→ **Problem requirements**
Which lines of the records contain "Educated"? Collect every one of them.

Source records

::::

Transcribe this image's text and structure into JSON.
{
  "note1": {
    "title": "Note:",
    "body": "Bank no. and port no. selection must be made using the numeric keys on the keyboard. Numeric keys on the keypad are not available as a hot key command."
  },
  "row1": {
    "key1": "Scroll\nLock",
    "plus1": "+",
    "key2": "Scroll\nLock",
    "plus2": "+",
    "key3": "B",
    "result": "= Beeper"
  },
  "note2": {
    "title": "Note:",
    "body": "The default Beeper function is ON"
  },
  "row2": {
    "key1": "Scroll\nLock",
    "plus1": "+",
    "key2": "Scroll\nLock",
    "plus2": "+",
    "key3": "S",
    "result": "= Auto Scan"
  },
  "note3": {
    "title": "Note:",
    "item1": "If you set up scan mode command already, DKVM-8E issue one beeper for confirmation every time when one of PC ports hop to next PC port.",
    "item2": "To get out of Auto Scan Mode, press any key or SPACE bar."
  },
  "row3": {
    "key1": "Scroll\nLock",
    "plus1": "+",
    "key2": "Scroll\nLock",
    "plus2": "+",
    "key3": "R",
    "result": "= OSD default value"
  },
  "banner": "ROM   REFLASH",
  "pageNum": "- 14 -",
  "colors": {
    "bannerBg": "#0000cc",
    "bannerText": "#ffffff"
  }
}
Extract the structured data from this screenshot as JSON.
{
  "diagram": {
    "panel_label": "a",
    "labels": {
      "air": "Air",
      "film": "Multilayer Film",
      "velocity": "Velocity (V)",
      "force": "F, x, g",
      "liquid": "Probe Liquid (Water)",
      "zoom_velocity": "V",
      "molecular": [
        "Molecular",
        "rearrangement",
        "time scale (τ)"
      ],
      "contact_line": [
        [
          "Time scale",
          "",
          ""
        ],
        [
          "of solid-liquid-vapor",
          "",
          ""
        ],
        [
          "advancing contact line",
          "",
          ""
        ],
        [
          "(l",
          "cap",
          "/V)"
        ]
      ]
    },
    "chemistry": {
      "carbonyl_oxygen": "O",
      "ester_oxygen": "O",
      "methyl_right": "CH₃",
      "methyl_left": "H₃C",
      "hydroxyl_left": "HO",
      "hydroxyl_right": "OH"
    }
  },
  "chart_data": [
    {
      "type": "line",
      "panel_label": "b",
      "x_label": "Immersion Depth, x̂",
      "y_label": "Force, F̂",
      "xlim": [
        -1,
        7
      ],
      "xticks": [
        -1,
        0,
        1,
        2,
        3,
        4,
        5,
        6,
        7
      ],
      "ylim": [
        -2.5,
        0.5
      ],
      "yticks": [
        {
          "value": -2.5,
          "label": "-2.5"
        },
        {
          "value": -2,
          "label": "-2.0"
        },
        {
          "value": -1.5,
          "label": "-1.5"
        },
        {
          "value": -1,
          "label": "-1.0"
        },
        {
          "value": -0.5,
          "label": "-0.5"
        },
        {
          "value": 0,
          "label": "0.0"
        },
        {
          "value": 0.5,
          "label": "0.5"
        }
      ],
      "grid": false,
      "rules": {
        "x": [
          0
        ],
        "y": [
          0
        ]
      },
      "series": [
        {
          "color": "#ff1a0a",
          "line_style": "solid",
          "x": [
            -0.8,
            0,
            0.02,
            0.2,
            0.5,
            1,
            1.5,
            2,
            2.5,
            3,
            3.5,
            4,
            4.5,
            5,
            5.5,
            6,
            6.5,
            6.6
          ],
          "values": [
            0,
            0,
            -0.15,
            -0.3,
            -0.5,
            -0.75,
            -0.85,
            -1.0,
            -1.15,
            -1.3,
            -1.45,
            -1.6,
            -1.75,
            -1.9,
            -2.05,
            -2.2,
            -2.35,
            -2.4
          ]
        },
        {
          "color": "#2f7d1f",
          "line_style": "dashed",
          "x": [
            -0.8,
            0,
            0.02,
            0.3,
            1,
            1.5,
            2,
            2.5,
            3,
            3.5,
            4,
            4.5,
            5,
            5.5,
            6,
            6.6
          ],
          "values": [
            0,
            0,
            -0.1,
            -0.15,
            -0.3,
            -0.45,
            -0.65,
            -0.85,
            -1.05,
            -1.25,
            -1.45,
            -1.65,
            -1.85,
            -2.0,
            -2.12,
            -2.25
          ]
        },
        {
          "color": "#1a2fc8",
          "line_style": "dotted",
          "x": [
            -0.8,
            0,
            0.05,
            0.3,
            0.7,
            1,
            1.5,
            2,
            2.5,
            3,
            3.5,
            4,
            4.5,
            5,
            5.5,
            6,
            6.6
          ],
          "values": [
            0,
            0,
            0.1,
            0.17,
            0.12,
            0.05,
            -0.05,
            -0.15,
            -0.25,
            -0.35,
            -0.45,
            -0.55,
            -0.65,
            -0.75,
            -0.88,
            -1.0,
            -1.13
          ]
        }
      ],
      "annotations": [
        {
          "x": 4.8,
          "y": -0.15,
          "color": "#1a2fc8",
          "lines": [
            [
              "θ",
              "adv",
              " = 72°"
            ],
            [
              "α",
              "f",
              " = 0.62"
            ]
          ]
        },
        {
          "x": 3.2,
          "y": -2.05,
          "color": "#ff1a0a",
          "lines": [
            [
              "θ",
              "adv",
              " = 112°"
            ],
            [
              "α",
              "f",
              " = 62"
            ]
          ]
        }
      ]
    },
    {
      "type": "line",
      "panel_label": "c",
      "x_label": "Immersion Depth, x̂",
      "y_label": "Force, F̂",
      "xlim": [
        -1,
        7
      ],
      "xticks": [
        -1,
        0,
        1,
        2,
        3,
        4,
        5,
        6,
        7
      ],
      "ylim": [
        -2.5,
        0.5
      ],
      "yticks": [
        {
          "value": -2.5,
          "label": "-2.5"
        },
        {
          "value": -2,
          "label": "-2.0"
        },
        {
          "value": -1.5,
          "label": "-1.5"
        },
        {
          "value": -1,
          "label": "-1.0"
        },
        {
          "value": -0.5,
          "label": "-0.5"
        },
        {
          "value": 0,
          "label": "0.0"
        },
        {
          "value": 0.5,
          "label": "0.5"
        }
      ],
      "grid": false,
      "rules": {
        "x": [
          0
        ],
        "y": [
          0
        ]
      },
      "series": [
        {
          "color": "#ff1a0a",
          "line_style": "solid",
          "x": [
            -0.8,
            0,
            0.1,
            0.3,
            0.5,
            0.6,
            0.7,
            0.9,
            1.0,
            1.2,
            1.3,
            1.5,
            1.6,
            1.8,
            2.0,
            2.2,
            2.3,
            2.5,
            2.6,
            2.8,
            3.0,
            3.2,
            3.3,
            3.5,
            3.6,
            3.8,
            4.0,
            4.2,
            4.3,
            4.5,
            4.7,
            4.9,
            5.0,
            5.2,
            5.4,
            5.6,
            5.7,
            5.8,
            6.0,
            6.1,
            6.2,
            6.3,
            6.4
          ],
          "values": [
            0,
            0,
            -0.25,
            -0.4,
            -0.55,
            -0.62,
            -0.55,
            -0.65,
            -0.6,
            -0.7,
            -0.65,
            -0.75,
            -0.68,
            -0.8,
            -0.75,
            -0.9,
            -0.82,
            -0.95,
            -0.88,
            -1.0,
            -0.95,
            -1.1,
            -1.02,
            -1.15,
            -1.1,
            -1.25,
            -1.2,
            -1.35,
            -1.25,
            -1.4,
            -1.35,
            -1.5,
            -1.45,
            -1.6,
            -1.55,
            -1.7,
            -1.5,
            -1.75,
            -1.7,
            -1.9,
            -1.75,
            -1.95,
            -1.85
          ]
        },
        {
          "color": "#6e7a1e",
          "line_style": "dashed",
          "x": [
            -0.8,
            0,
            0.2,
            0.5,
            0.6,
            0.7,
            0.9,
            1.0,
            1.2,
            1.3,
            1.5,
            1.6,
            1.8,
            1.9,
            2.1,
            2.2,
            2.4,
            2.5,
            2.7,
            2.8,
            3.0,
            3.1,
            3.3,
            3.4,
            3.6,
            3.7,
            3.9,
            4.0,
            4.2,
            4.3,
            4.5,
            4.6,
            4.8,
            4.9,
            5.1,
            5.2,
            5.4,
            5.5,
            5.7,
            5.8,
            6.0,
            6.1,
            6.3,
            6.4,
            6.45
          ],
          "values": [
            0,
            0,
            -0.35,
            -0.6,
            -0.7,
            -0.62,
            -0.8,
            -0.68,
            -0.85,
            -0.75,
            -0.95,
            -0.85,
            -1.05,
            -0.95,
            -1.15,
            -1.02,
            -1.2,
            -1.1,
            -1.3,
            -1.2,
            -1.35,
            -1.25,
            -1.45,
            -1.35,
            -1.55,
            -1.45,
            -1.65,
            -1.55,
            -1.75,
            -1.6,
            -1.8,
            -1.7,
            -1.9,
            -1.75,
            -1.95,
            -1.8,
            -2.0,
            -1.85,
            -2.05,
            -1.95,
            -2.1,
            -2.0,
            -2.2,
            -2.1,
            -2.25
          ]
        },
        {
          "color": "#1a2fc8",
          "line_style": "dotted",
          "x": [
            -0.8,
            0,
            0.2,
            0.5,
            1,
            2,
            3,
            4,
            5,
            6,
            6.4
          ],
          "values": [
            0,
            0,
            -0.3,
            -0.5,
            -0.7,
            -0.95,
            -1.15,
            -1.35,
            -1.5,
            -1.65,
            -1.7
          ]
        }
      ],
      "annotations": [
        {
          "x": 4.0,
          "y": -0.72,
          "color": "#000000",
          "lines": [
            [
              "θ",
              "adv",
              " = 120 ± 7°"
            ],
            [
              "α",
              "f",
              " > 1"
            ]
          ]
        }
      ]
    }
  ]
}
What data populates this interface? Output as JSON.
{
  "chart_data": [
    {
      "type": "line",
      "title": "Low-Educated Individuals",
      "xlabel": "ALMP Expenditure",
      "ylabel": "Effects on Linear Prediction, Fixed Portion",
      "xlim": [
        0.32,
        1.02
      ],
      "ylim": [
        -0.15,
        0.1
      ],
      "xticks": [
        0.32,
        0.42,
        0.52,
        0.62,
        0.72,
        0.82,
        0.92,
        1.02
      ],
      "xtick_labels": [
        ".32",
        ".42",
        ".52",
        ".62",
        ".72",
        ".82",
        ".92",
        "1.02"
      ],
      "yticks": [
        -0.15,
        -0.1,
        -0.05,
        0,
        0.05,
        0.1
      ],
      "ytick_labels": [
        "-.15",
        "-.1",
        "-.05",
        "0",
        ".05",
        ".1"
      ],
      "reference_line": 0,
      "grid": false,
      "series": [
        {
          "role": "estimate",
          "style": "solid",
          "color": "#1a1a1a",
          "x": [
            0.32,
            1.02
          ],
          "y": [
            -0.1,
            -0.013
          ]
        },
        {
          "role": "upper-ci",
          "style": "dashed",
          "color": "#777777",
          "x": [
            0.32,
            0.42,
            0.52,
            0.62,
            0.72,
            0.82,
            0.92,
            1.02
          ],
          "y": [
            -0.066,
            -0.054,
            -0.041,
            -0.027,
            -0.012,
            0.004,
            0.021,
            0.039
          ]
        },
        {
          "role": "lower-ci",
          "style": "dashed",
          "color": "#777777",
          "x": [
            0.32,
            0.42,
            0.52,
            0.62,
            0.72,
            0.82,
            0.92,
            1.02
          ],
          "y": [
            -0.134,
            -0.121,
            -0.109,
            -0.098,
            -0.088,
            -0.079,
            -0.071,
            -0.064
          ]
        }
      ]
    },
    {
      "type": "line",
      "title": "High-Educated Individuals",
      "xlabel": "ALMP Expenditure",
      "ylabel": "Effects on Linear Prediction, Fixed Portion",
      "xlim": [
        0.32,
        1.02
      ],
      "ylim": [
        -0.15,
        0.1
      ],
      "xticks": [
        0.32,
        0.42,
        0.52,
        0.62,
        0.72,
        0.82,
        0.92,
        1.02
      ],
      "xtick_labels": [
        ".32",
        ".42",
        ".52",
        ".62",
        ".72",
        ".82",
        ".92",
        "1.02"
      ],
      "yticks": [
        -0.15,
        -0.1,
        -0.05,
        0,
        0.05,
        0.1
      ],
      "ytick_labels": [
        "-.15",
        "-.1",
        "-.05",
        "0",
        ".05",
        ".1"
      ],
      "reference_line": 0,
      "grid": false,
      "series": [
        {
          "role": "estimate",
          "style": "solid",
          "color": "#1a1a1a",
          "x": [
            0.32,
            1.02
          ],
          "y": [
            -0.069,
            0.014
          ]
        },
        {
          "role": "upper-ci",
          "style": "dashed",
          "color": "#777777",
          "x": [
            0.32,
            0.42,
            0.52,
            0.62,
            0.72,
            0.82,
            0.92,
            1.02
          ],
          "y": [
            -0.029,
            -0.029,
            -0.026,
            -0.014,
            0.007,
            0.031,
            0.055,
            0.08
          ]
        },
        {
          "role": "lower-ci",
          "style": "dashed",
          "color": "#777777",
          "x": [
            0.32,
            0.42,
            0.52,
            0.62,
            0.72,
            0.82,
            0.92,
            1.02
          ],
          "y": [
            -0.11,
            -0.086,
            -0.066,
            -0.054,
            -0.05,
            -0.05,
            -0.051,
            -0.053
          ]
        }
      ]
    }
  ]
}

::::

→ **Result**
      "title": "Low-Educated Individuals",
      "title": "High-Educated Individuals",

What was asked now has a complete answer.